▸ **Aim**: Scan the entries below and report only how many lines contain "ORGANIC".
______
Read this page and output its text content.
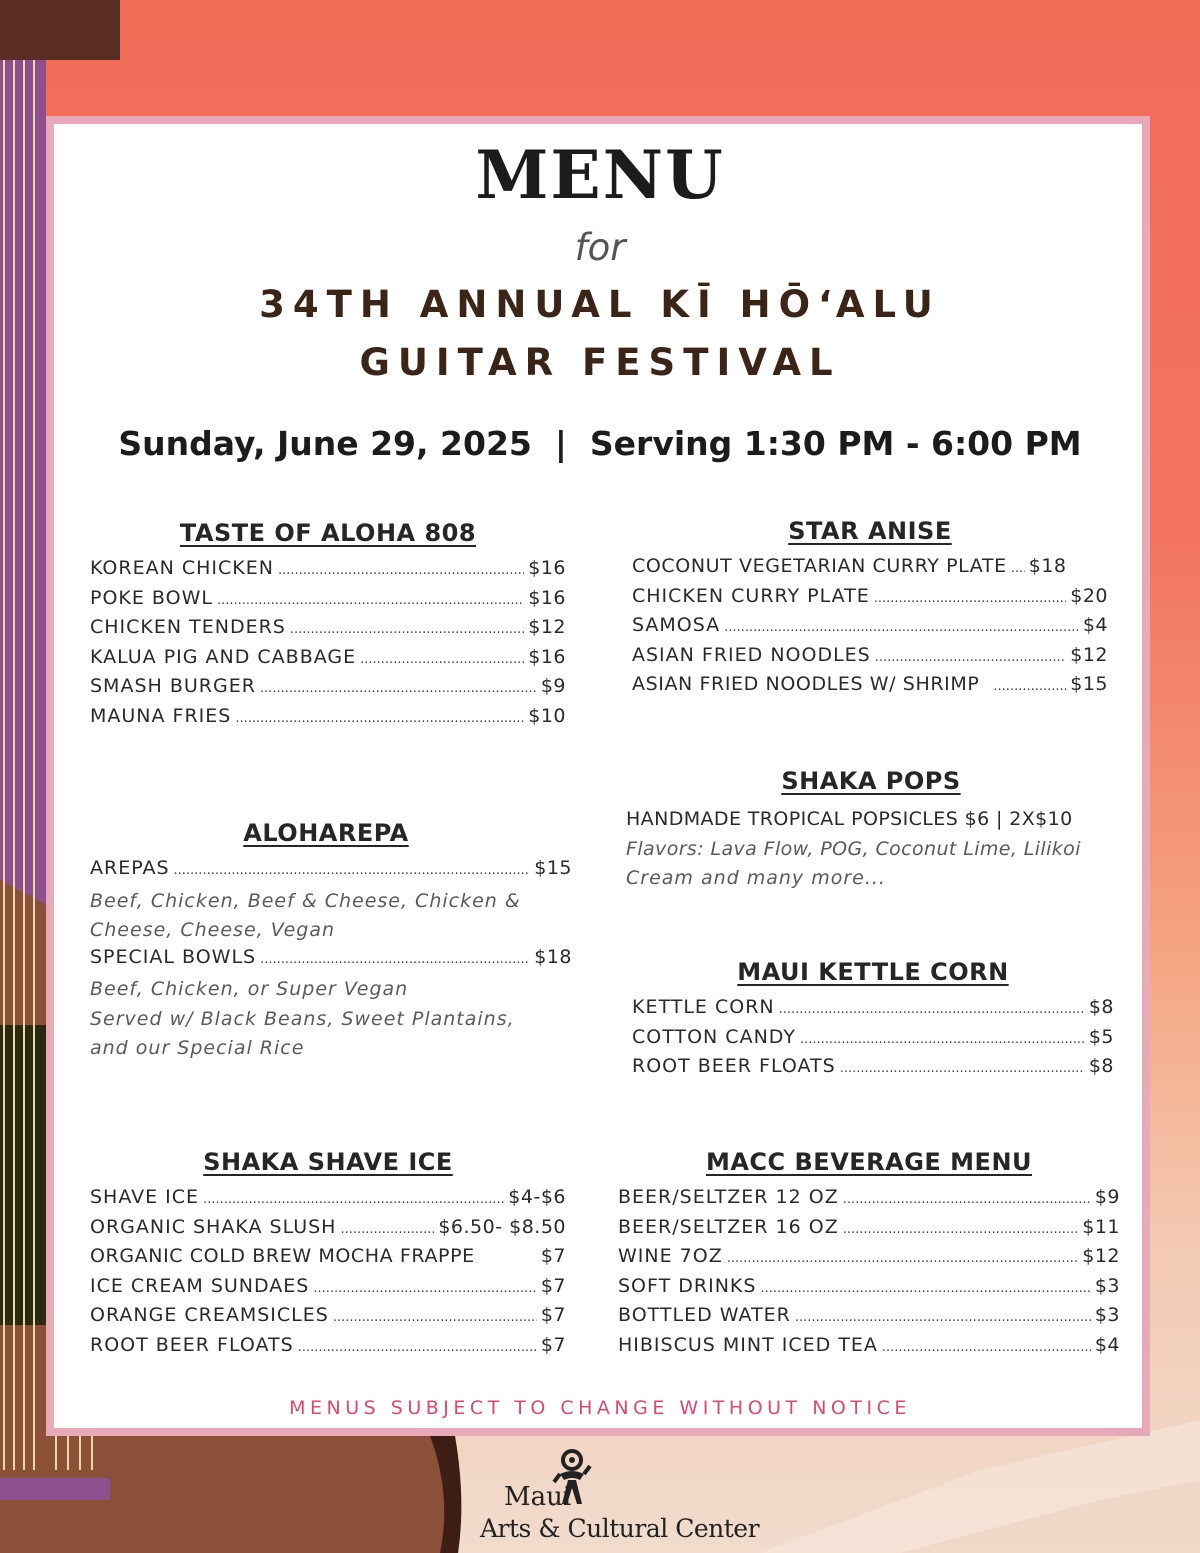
MENU
for
34TH ANNUAL KĪ HŌʻALU
GUITAR FESTIVAL
Sunday, June 29, 2025  |  Serving 1:30 PM - 6:00 PM
TASTE OF ALOHA 808
KOREAN CHICKEN .....	$16
POKE BOWL .....	$16
CHICKEN TENDERS .....	$12
KALUA PIG AND CABBAGE .....	$16
SMASH BURGER .....	$9
MAUNA FRIES .....	$10
STAR ANISE
COCONUT VEGETARIAN CURRY PLATE ..... $18
CHICKEN CURRY PLATE .....	$20
SAMOSA .....	$4
ASIAN FRIED NOODLES .....	$12
ASIAN FRIED NOODLES W/ SHRIMP .....	$15
SHAKA POPS
HANDMADE TROPICAL POPSICLES $6 | 2X$10
Flavors: Lava Flow, POG, Coconut Lime, Lilikoi
Cream and many more...
ALOHAREPA
AREPAS .....	$15
Beef, Chicken, Beef & Cheese, Chicken &
Cheese, Cheese, Vegan
SPECIAL BOWLS .....	$18
Beef, Chicken, or Super Vegan
Served w/ Black Beans, Sweet Plantains,
and our Special Rice
MAUI KETTLE CORN
KETTLE CORN .....	$8
COTTON CANDY .....	$5
ROOT BEER FLOATS .....	$8
SHAKA SHAVE ICE
SHAVE ICE .....	$4-$6
ORGANIC SHAKA SLUSH .....	$6.50- $8.50
ORGANIC COLD BREW MOCHA FRAPPE	$7
ICE CREAM SUNDAES .....	$7
ORANGE CREAMSICLES .....	$7
ROOT BEER FLOATS .....	$7
MACC BEVERAGE MENU
BEER/SELTZER 12 OZ .....	$9
BEER/SELTZER 16 OZ .....	$11
WINE 7OZ .....	$12
SOFT DRINKS .....	$3
BOTTLED WATER .....	$3
HIBISCUS MINT ICED TEA .....	$4
MENUS SUBJECT TO CHANGE WITHOUT NOTICE
Maui
Arts & Cultural Center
______
▸ **Full response**: 2